● PROVIDED DATA:

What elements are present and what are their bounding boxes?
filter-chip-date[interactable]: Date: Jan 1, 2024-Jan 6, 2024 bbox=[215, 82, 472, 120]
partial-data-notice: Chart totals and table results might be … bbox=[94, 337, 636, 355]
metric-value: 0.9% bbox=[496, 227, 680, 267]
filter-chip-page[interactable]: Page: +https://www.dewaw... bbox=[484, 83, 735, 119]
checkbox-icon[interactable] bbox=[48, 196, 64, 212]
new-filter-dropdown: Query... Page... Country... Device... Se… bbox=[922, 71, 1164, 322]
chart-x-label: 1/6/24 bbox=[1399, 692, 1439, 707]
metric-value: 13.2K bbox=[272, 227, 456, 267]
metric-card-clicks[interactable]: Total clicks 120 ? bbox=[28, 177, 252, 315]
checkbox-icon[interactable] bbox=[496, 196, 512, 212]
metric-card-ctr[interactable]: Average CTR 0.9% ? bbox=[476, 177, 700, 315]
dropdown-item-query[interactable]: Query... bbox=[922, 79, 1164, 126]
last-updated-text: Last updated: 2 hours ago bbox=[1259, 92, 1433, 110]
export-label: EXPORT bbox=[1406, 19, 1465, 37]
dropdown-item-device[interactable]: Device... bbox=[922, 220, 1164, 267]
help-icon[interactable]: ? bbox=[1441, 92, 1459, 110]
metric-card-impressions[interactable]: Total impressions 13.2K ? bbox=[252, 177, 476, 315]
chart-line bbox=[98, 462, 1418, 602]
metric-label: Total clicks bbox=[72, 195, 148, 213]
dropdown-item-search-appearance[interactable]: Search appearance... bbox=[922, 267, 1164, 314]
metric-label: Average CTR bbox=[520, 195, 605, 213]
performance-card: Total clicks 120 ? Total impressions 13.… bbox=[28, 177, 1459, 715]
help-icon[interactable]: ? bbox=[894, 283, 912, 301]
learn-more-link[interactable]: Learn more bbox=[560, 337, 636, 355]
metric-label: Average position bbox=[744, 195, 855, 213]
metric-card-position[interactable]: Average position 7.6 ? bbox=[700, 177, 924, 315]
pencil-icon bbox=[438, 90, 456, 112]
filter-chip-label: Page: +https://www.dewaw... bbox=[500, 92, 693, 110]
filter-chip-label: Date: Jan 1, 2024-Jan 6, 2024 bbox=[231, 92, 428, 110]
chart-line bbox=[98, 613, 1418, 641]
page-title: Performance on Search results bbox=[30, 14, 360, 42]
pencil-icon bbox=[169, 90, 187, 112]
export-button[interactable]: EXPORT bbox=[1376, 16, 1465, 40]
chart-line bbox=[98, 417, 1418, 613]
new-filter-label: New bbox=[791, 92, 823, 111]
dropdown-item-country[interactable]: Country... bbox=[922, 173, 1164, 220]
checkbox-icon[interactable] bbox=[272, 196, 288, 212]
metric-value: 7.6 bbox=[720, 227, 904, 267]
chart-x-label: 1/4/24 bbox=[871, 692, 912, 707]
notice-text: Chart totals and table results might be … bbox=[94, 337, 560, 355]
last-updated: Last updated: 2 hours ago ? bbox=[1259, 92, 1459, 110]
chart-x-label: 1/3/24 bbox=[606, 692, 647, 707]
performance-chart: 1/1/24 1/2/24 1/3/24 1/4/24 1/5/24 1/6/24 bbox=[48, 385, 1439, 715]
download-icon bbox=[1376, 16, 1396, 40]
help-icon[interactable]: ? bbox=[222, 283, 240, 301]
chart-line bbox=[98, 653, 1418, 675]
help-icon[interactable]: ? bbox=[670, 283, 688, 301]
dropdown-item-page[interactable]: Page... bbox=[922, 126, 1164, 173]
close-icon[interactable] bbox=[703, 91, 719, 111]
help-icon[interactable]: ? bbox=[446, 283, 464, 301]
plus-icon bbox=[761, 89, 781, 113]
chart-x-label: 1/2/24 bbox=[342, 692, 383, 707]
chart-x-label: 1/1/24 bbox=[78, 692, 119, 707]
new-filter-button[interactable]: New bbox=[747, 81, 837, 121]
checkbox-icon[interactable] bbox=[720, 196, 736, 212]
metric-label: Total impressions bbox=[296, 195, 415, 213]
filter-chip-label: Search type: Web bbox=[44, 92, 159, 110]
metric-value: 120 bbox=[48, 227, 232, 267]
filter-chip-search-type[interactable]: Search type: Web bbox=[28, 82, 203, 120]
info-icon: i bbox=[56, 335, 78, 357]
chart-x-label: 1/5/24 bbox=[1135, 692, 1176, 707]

● WRITTEN INSTRUCTION: Reproduce all of the records above, putting "Average click-through rate" wherever "Average CTR" appears and leaving every other character unchanged.

● SOLUTION:
What elements are present and what are their bounding boxes?
filter-chip-date[interactable]: Date: Jan 1, 2024-Jan 6, 2024 bbox=[215, 82, 472, 120]
partial-data-notice: Chart totals and table results might be … bbox=[94, 337, 636, 355]
metric-value: 0.9% bbox=[496, 227, 680, 267]
filter-chip-page[interactable]: Page: +https://www.dewaw... bbox=[484, 83, 735, 119]
checkbox-icon[interactable] bbox=[48, 196, 64, 212]
new-filter-dropdown: Query... Page... Country... Device... Se… bbox=[922, 71, 1164, 322]
chart-x-label: 1/6/24 bbox=[1399, 692, 1439, 707]
metric-value: 13.2K bbox=[272, 227, 456, 267]
metric-card-clicks[interactable]: Total clicks 120 ? bbox=[28, 177, 252, 315]
checkbox-icon[interactable] bbox=[496, 196, 512, 212]
metric-card-ctr[interactable]: Average click-through rate 0.9% ? bbox=[476, 177, 700, 315]
dropdown-item-query[interactable]: Query... bbox=[922, 79, 1164, 126]
last-updated-text: Last updated: 2 hours ago bbox=[1259, 92, 1433, 110]
export-label: EXPORT bbox=[1406, 19, 1465, 37]
dropdown-item-device[interactable]: Device... bbox=[922, 220, 1164, 267]
help-icon[interactable]: ? bbox=[1441, 92, 1459, 110]
metric-card-impressions[interactable]: Total impressions 13.2K ? bbox=[252, 177, 476, 315]
chart-line bbox=[98, 462, 1418, 602]
metric-label: Total clicks bbox=[72, 195, 148, 213]
dropdown-item-search-appearance[interactable]: Search appearance... bbox=[922, 267, 1164, 314]
metric-label: Average click-through rate bbox=[520, 195, 605, 213]
performance-card: Total clicks 120 ? Total impressions 13.… bbox=[28, 177, 1459, 715]
help-icon[interactable]: ? bbox=[894, 283, 912, 301]
learn-more-link[interactable]: Learn more bbox=[560, 337, 636, 355]
metric-label: Average position bbox=[744, 195, 855, 213]
metric-card-position[interactable]: Average position 7.6 ? bbox=[700, 177, 924, 315]
pencil-icon bbox=[438, 90, 456, 112]
filter-chip-label: Page: +https://www.dewaw... bbox=[500, 92, 693, 110]
filter-chip-label: Date: Jan 1, 2024-Jan 6, 2024 bbox=[231, 92, 428, 110]
chart-line bbox=[98, 613, 1418, 641]
page-title: Performance on Search results bbox=[30, 14, 360, 42]
pencil-icon bbox=[169, 90, 187, 112]
export-button[interactable]: EXPORT bbox=[1376, 16, 1465, 40]
chart-line bbox=[98, 417, 1418, 613]
new-filter-label: New bbox=[791, 92, 823, 111]
dropdown-item-country[interactable]: Country... bbox=[922, 173, 1164, 220]
checkbox-icon[interactable] bbox=[272, 196, 288, 212]
metric-value: 7.6 bbox=[720, 227, 904, 267]
chart-x-label: 1/4/24 bbox=[871, 692, 912, 707]
notice-text: Chart totals and table results might be … bbox=[94, 337, 560, 355]
last-updated: Last updated: 2 hours ago ? bbox=[1259, 92, 1459, 110]
chart-x-label: 1/3/24 bbox=[606, 692, 647, 707]
performance-chart: 1/1/24 1/2/24 1/3/24 1/4/24 1/5/24 1/6/24 bbox=[48, 385, 1439, 715]
download-icon bbox=[1376, 16, 1396, 40]
help-icon[interactable]: ? bbox=[222, 283, 240, 301]
chart-line bbox=[98, 653, 1418, 675]
help-icon[interactable]: ? bbox=[670, 283, 688, 301]
dropdown-item-page[interactable]: Page... bbox=[922, 126, 1164, 173]
close-icon[interactable] bbox=[703, 91, 719, 111]
help-icon[interactable]: ? bbox=[446, 283, 464, 301]
plus-icon bbox=[761, 89, 781, 113]
chart-x-label: 1/2/24 bbox=[342, 692, 383, 707]
chart-x-label: 1/1/24 bbox=[78, 692, 119, 707]
new-filter-button[interactable]: New bbox=[747, 81, 837, 121]
checkbox-icon[interactable] bbox=[720, 196, 736, 212]
metric-label: Total impressions bbox=[296, 195, 415, 213]
filter-chip-label: Search type: Web bbox=[44, 92, 159, 110]
metric-value: 120 bbox=[48, 227, 232, 267]
filter-chip-search-type[interactable]: Search type: Web bbox=[28, 82, 203, 120]
info-icon: i bbox=[56, 335, 78, 357]
chart-x-label: 1/5/24 bbox=[1135, 692, 1176, 707]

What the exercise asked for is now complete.